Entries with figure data

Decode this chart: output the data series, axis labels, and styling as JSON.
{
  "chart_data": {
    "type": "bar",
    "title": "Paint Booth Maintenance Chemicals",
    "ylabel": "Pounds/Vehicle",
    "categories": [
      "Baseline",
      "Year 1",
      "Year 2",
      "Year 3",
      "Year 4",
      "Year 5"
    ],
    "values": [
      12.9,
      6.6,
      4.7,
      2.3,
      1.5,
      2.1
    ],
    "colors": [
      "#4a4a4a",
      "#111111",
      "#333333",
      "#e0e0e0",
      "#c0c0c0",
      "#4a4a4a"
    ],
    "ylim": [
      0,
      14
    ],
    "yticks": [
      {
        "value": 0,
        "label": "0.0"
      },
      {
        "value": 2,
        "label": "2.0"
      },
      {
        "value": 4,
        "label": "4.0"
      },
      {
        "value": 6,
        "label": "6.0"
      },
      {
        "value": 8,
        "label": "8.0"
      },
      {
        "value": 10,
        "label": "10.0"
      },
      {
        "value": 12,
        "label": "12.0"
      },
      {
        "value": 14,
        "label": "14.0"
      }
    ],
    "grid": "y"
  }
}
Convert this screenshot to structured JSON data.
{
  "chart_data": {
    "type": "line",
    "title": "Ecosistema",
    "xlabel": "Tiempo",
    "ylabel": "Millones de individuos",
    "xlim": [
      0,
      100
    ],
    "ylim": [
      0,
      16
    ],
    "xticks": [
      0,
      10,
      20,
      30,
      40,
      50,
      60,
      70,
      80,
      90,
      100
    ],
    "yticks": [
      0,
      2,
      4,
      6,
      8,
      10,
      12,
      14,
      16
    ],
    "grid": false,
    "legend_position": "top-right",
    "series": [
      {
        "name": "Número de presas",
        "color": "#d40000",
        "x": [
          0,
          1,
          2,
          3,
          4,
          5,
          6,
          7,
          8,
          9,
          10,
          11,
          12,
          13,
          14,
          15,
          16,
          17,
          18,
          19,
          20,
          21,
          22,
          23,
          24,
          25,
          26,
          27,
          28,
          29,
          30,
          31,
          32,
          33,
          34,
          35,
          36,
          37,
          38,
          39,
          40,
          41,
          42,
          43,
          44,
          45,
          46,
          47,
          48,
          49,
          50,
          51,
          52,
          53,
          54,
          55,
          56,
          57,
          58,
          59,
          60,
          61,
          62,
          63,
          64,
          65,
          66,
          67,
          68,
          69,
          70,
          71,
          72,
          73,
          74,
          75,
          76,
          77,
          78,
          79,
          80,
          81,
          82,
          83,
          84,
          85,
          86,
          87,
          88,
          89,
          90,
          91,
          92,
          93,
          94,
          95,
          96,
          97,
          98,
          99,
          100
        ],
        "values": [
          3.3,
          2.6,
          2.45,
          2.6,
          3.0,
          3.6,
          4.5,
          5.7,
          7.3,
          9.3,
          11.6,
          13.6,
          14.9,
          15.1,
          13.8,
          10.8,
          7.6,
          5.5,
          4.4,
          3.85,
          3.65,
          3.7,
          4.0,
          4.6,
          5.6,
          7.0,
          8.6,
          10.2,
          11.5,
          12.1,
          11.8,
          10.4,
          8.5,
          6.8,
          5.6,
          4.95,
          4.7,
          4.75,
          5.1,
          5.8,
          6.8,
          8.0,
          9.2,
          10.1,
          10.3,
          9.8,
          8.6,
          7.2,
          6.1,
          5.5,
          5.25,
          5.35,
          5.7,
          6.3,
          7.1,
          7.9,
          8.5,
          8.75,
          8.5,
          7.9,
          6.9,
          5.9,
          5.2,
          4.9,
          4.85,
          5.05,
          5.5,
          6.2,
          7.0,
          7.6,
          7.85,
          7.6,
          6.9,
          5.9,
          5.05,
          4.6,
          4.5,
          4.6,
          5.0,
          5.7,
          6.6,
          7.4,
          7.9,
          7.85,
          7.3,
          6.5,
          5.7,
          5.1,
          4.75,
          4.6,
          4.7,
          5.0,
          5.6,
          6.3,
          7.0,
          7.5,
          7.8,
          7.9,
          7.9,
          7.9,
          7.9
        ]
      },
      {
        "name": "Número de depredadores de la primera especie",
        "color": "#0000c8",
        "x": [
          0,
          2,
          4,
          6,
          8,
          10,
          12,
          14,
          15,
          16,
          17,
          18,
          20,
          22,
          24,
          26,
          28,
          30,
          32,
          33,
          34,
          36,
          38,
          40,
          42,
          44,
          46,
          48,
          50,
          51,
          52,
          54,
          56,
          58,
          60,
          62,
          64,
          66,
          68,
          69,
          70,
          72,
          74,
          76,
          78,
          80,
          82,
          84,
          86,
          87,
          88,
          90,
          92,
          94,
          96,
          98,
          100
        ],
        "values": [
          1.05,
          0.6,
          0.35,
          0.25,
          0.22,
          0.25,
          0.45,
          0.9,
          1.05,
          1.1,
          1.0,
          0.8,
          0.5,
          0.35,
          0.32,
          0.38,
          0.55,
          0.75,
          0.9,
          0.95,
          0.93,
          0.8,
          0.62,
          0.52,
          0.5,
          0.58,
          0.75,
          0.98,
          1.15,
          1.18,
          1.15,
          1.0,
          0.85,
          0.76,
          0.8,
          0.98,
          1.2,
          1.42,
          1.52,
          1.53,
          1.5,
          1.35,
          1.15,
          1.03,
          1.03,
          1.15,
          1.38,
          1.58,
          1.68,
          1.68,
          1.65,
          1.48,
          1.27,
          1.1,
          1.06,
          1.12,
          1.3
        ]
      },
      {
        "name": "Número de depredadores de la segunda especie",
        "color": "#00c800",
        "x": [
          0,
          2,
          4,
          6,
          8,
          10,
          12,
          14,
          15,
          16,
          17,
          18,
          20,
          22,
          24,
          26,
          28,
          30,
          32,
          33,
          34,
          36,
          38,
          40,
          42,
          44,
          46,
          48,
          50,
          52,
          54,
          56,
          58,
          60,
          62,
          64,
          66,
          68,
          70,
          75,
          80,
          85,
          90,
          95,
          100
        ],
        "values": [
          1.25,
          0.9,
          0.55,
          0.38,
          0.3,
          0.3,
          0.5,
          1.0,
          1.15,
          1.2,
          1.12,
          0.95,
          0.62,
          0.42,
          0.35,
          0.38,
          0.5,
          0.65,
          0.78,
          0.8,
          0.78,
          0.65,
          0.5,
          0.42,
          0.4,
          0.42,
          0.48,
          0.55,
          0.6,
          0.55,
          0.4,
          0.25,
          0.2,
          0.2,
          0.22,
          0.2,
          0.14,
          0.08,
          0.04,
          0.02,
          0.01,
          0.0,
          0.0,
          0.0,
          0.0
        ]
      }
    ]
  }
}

Task objective: Print the material once more, exactly.

Solution:
Decode this chart: output the data series, axis labels, and styling as JSON.
{
  "chart_data": {
    "type": "bar",
    "title": "Paint Booth Maintenance Chemicals",
    "ylabel": "Pounds/Vehicle",
    "categories": [
      "Baseline",
      "Year 1",
      "Year 2",
      "Year 3",
      "Year 4",
      "Year 5"
    ],
    "values": [
      12.9,
      6.6,
      4.7,
      2.3,
      1.5,
      2.1
    ],
    "colors": [
      "#4a4a4a",
      "#111111",
      "#333333",
      "#e0e0e0",
      "#c0c0c0",
      "#4a4a4a"
    ],
    "ylim": [
      0,
      14
    ],
    "yticks": [
      {
        "value": 0,
        "label": "0.0"
      },
      {
        "value": 2,
        "label": "2.0"
      },
      {
        "value": 4,
        "label": "4.0"
      },
      {
        "value": 6,
        "label": "6.0"
      },
      {
        "value": 8,
        "label": "8.0"
      },
      {
        "value": 10,
        "label": "10.0"
      },
      {
        "value": 12,
        "label": "12.0"
      },
      {
        "value": 14,
        "label": "14.0"
      }
    ],
    "grid": "y"
  }
}
Convert this screenshot to structured JSON data.
{
  "chart_data": {
    "type": "line",
    "title": "Ecosistema",
    "xlabel": "Tiempo",
    "ylabel": "Millones de individuos",
    "xlim": [
      0,
      100
    ],
    "ylim": [
      0,
      16
    ],
    "xticks": [
      0,
      10,
      20,
      30,
      40,
      50,
      60,
      70,
      80,
      90,
      100
    ],
    "yticks": [
      0,
      2,
      4,
      6,
      8,
      10,
      12,
      14,
      16
    ],
    "grid": false,
    "legend_position": "top-right",
    "series": [
      {
        "name": "Número de presas",
        "color": "#d40000",
        "x": [
          0,
          1,
          2,
          3,
          4,
          5,
          6,
          7,
          8,
          9,
          10,
          11,
          12,
          13,
          14,
          15,
          16,
          17,
          18,
          19,
          20,
          21,
          22,
          23,
          24,
          25,
          26,
          27,
          28,
          29,
          30,
          31,
          32,
          33,
          34,
          35,
          36,
          37,
          38,
          39,
          40,
          41,
          42,
          43,
          44,
          45,
          46,
          47,
          48,
          49,
          50,
          51,
          52,
          53,
          54,
          55,
          56,
          57,
          58,
          59,
          60,
          61,
          62,
          63,
          64,
          65,
          66,
          67,
          68,
          69,
          70,
          71,
          72,
          73,
          74,
          75,
          76,
          77,
          78,
          79,
          80,
          81,
          82,
          83,
          84,
          85,
          86,
          87,
          88,
          89,
          90,
          91,
          92,
          93,
          94,
          95,
          96,
          97,
          98,
          99,
          100
        ],
        "values": [
          3.3,
          2.6,
          2.45,
          2.6,
          3.0,
          3.6,
          4.5,
          5.7,
          7.3,
          9.3,
          11.6,
          13.6,
          14.9,
          15.1,
          13.8,
          10.8,
          7.6,
          5.5,
          4.4,
          3.85,
          3.65,
          3.7,
          4.0,
          4.6,
          5.6,
          7.0,
          8.6,
          10.2,
          11.5,
          12.1,
          11.8,
          10.4,
          8.5,
          6.8,
          5.6,
          4.95,
          4.7,
          4.75,
          5.1,
          5.8,
          6.8,
          8.0,
          9.2,
          10.1,
          10.3,
          9.8,
          8.6,
          7.2,
          6.1,
          5.5,
          5.25,
          5.35,
          5.7,
          6.3,
          7.1,
          7.9,
          8.5,
          8.75,
          8.5,
          7.9,
          6.9,
          5.9,
          5.2,
          4.9,
          4.85,
          5.05,
          5.5,
          6.2,
          7.0,
          7.6,
          7.85,
          7.6,
          6.9,
          5.9,
          5.05,
          4.6,
          4.5,
          4.6,
          5.0,
          5.7,
          6.6,
          7.4,
          7.9,
          7.85,
          7.3,
          6.5,
          5.7,
          5.1,
          4.75,
          4.6,
          4.7,
          5.0,
          5.6,
          6.3,
          7.0,
          7.5,
          7.8,
          7.9,
          7.9,
          7.9,
          7.9
        ]
      },
      {
        "name": "Número de depredadores de la primera especie",
        "color": "#0000c8",
        "x": [
          0,
          2,
          4,
          6,
          8,
          10,
          12,
          14,
          15,
          16,
          17,
          18,
          20,
          22,
          24,
          26,
          28,
          30,
          32,
          33,
          34,
          36,
          38,
          40,
          42,
          44,
          46,
          48,
          50,
          51,
          52,
          54,
          56,
          58,
          60,
          62,
          64,
          66,
          68,
          69,
          70,
          72,
          74,
          76,
          78,
          80,
          82,
          84,
          86,
          87,
          88,
          90,
          92,
          94,
          96,
          98,
          100
        ],
        "values": [
          1.05,
          0.6,
          0.35,
          0.25,
          0.22,
          0.25,
          0.45,
          0.9,
          1.05,
          1.1,
          1.0,
          0.8,
          0.5,
          0.35,
          0.32,
          0.38,
          0.55,
          0.75,
          0.9,
          0.95,
          0.93,
          0.8,
          0.62,
          0.52,
          0.5,
          0.58,
          0.75,
          0.98,
          1.15,
          1.18,
          1.15,
          1.0,
          0.85,
          0.76,
          0.8,
          0.98,
          1.2,
          1.42,
          1.52,
          1.53,
          1.5,
          1.35,
          1.15,
          1.03,
          1.03,
          1.15,
          1.38,
          1.58,
          1.68,
          1.68,
          1.65,
          1.48,
          1.27,
          1.1,
          1.06,
          1.12,
          1.3
        ]
      },
      {
        "name": "Número de depredadores de la segunda especie",
        "color": "#00c800",
        "x": [
          0,
          2,
          4,
          6,
          8,
          10,
          12,
          14,
          15,
          16,
          17,
          18,
          20,
          22,
          24,
          26,
          28,
          30,
          32,
          33,
          34,
          36,
          38,
          40,
          42,
          44,
          46,
          48,
          50,
          52,
          54,
          56,
          58,
          60,
          62,
          64,
          66,
          68,
          70,
          75,
          80,
          85,
          90,
          95,
          100
        ],
        "values": [
          1.25,
          0.9,
          0.55,
          0.38,
          0.3,
          0.3,
          0.5,
          1.0,
          1.15,
          1.2,
          1.12,
          0.95,
          0.62,
          0.42,
          0.35,
          0.38,
          0.5,
          0.65,
          0.78,
          0.8,
          0.78,
          0.65,
          0.5,
          0.42,
          0.4,
          0.42,
          0.48,
          0.55,
          0.6,
          0.55,
          0.4,
          0.25,
          0.2,
          0.2,
          0.22,
          0.2,
          0.14,
          0.08,
          0.04,
          0.02,
          0.01,
          0.0,
          0.0,
          0.0,
          0.0
        ]
      }
    ]
  }
}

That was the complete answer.